Dataset excerpts

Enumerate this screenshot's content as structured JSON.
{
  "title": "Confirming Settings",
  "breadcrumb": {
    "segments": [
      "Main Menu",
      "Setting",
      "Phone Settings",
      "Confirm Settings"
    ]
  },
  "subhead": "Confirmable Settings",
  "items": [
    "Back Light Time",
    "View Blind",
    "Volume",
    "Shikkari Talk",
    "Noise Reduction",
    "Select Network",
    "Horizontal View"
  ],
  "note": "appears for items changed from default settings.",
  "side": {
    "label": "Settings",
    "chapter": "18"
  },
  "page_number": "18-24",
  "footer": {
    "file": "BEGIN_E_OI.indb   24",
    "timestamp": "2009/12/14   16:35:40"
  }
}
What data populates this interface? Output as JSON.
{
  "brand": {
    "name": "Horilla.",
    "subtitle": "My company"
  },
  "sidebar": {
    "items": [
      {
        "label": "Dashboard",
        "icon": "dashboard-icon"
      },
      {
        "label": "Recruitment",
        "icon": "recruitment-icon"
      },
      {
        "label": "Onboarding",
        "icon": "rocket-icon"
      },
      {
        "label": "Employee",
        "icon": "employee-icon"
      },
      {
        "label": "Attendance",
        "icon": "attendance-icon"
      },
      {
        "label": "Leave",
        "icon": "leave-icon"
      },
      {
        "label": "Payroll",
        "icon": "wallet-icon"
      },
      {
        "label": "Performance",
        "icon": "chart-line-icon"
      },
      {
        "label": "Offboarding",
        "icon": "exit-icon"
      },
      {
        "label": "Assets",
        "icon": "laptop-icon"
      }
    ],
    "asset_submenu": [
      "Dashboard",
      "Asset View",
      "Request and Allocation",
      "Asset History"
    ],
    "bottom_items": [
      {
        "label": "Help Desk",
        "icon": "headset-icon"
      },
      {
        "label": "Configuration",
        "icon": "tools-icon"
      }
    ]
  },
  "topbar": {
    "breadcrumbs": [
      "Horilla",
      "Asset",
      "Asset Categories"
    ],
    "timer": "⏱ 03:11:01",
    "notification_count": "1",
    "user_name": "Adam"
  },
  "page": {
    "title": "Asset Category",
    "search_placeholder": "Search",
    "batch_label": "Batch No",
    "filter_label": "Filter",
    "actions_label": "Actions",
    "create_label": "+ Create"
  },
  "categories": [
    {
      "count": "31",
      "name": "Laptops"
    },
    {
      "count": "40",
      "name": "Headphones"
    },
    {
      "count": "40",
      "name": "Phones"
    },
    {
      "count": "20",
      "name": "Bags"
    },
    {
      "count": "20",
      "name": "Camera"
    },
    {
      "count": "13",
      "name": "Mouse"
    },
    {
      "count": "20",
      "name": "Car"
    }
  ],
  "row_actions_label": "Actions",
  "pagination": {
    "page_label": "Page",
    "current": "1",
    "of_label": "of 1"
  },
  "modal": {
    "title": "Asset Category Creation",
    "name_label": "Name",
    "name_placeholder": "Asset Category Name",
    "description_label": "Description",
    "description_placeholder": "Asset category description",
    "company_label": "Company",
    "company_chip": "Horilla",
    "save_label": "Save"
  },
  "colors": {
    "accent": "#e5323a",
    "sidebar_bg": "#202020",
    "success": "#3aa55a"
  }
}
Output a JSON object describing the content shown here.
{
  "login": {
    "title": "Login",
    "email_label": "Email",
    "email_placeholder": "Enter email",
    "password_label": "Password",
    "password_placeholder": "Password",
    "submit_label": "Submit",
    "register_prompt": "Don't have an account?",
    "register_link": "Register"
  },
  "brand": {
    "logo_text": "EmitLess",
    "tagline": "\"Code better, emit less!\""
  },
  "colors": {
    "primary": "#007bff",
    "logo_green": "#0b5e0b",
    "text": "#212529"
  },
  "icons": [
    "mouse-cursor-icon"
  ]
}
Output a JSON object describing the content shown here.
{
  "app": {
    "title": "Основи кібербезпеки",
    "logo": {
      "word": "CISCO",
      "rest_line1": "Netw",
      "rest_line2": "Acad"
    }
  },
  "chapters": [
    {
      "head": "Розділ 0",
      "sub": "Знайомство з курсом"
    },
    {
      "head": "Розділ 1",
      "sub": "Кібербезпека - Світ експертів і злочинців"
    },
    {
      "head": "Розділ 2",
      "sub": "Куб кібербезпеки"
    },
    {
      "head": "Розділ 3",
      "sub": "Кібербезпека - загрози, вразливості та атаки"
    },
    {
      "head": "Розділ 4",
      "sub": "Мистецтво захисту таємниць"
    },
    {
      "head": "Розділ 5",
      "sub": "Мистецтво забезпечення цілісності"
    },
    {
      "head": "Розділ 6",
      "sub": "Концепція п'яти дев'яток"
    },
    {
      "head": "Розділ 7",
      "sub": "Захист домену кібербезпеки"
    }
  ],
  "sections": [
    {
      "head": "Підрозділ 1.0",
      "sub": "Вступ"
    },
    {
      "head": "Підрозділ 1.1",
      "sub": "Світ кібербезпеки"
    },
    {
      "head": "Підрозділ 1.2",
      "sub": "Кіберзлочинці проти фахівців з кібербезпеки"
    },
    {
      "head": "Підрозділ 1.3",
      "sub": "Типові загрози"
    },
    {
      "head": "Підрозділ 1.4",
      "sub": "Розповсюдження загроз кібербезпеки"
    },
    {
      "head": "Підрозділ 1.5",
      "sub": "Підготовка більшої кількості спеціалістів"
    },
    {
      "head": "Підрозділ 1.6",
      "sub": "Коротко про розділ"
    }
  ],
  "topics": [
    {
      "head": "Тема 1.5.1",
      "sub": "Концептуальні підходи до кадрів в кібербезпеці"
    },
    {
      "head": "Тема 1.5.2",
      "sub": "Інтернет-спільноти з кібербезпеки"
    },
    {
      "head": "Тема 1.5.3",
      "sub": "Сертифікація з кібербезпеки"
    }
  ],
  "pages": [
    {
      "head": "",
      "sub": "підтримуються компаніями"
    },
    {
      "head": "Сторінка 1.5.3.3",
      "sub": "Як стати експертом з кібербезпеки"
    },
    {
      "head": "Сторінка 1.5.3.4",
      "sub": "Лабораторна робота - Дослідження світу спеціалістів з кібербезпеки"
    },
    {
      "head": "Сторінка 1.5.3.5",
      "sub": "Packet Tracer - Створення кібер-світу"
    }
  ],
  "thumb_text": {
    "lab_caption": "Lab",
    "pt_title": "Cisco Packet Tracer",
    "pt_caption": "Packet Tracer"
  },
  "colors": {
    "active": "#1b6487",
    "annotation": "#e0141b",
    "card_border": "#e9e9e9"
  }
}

◆ WHAT NEEDS TO BE DONE ◆
Please repeat all the records above exactly as they appear.

◆ FULL OUTPUT ◆
Enumerate this screenshot's content as structured JSON.
{
  "title": "Confirming Settings",
  "breadcrumb": {
    "segments": [
      "Main Menu",
      "Setting",
      "Phone Settings",
      "Confirm Settings"
    ]
  },
  "subhead": "Confirmable Settings",
  "items": [
    "Back Light Time",
    "View Blind",
    "Volume",
    "Shikkari Talk",
    "Noise Reduction",
    "Select Network",
    "Horizontal View"
  ],
  "note": "appears for items changed from default settings.",
  "side": {
    "label": "Settings",
    "chapter": "18"
  },
  "page_number": "18-24",
  "footer": {
    "file": "BEGIN_E_OI.indb   24",
    "timestamp": "2009/12/14   16:35:40"
  }
}
What data populates this interface? Output as JSON.
{
  "brand": {
    "name": "Horilla.",
    "subtitle": "My company"
  },
  "sidebar": {
    "items": [
      {
        "label": "Dashboard",
        "icon": "dashboard-icon"
      },
      {
        "label": "Recruitment",
        "icon": "recruitment-icon"
      },
      {
        "label": "Onboarding",
        "icon": "rocket-icon"
      },
      {
        "label": "Employee",
        "icon": "employee-icon"
      },
      {
        "label": "Attendance",
        "icon": "attendance-icon"
      },
      {
        "label": "Leave",
        "icon": "leave-icon"
      },
      {
        "label": "Payroll",
        "icon": "wallet-icon"
      },
      {
        "label": "Performance",
        "icon": "chart-line-icon"
      },
      {
        "label": "Offboarding",
        "icon": "exit-icon"
      },
      {
        "label": "Assets",
        "icon": "laptop-icon"
      }
    ],
    "asset_submenu": [
      "Dashboard",
      "Asset View",
      "Request and Allocation",
      "Asset History"
    ],
    "bottom_items": [
      {
        "label": "Help Desk",
        "icon": "headset-icon"
      },
      {
        "label": "Configuration",
        "icon": "tools-icon"
      }
    ]
  },
  "topbar": {
    "breadcrumbs": [
      "Horilla",
      "Asset",
      "Asset Categories"
    ],
    "timer": "⏱ 03:11:01",
    "notification_count": "1",
    "user_name": "Adam"
  },
  "page": {
    "title": "Asset Category",
    "search_placeholder": "Search",
    "batch_label": "Batch No",
    "filter_label": "Filter",
    "actions_label": "Actions",
    "create_label": "+ Create"
  },
  "categories": [
    {
      "count": "31",
      "name": "Laptops"
    },
    {
      "count": "40",
      "name": "Headphones"
    },
    {
      "count": "40",
      "name": "Phones"
    },
    {
      "count": "20",
      "name": "Bags"
    },
    {
      "count": "20",
      "name": "Camera"
    },
    {
      "count": "13",
      "name": "Mouse"
    },
    {
      "count": "20",
      "name": "Car"
    }
  ],
  "row_actions_label": "Actions",
  "pagination": {
    "page_label": "Page",
    "current": "1",
    "of_label": "of 1"
  },
  "modal": {
    "title": "Asset Category Creation",
    "name_label": "Name",
    "name_placeholder": "Asset Category Name",
    "description_label": "Description",
    "description_placeholder": "Asset category description",
    "company_label": "Company",
    "company_chip": "Horilla",
    "save_label": "Save"
  },
  "colors": {
    "accent": "#e5323a",
    "sidebar_bg": "#202020",
    "success": "#3aa55a"
  }
}
Output a JSON object describing the content shown here.
{
  "login": {
    "title": "Login",
    "email_label": "Email",
    "email_placeholder": "Enter email",
    "password_label": "Password",
    "password_placeholder": "Password",
    "submit_label": "Submit",
    "register_prompt": "Don't have an account?",
    "register_link": "Register"
  },
  "brand": {
    "logo_text": "EmitLess",
    "tagline": "\"Code better, emit less!\""
  },
  "colors": {
    "primary": "#007bff",
    "logo_green": "#0b5e0b",
    "text": "#212529"
  },
  "icons": [
    "mouse-cursor-icon"
  ]
}
Output a JSON object describing the content shown here.
{
  "app": {
    "title": "Основи кібербезпеки",
    "logo": {
      "word": "CISCO",
      "rest_line1": "Netw",
      "rest_line2": "Acad"
    }
  },
  "chapters": [
    {
      "head": "Розділ 0",
      "sub": "Знайомство з курсом"
    },
    {
      "head": "Розділ 1",
      "sub": "Кібербезпека - Світ експертів і злочинців"
    },
    {
      "head": "Розділ 2",
      "sub": "Куб кібербезпеки"
    },
    {
      "head": "Розділ 3",
      "sub": "Кібербезпека - загрози, вразливості та атаки"
    },
    {
      "head": "Розділ 4",
      "sub": "Мистецтво захисту таємниць"
    },
    {
      "head": "Розділ 5",
      "sub": "Мистецтво забезпечення цілісності"
    },
    {
      "head": "Розділ 6",
      "sub": "Концепція п'яти дев'яток"
    },
    {
      "head": "Розділ 7",
      "sub": "Захист домену кібербезпеки"
    }
  ],
  "sections": [
    {
      "head": "Підрозділ 1.0",
      "sub": "Вступ"
    },
    {
      "head": "Підрозділ 1.1",
      "sub": "Світ кібербезпеки"
    },
    {
      "head": "Підрозділ 1.2",
      "sub": "Кіберзлочинці проти фахівців з кібербезпеки"
    },
    {
      "head": "Підрозділ 1.3",
      "sub": "Типові загрози"
    },
    {
      "head": "Підрозділ 1.4",
      "sub": "Розповсюдження загроз кібербезпеки"
    },
    {
      "head": "Підрозділ 1.5",
      "sub": "Підготовка більшої кількості спеціалістів"
    },
    {
      "head": "Підрозділ 1.6",
      "sub": "Коротко про розділ"
    }
  ],
  "topics": [
    {
      "head": "Тема 1.5.1",
      "sub": "Концептуальні підходи до кадрів в кібербезпеці"
    },
    {
      "head": "Тема 1.5.2",
      "sub": "Інтернет-спільноти з кібербезпеки"
    },
    {
      "head": "Тема 1.5.3",
      "sub": "Сертифікація з кібербезпеки"
    }
  ],
  "pages": [
    {
      "head": "",
      "sub": "підтримуються компаніями"
    },
    {
      "head": "Сторінка 1.5.3.3",
      "sub": "Як стати експертом з кібербезпеки"
    },
    {
      "head": "Сторінка 1.5.3.4",
      "sub": "Лабораторна робота - Дослідження світу спеціалістів з кібербезпеки"
    },
    {
      "head": "Сторінка 1.5.3.5",
      "sub": "Packet Tracer - Створення кібер-світу"
    }
  ],
  "thumb_text": {
    "lab_caption": "Lab",
    "pt_title": "Cisco Packet Tracer",
    "pt_caption": "Packet Tracer"
  },
  "colors": {
    "active": "#1b6487",
    "annotation": "#e0141b",
    "card_border": "#e9e9e9"
  }
}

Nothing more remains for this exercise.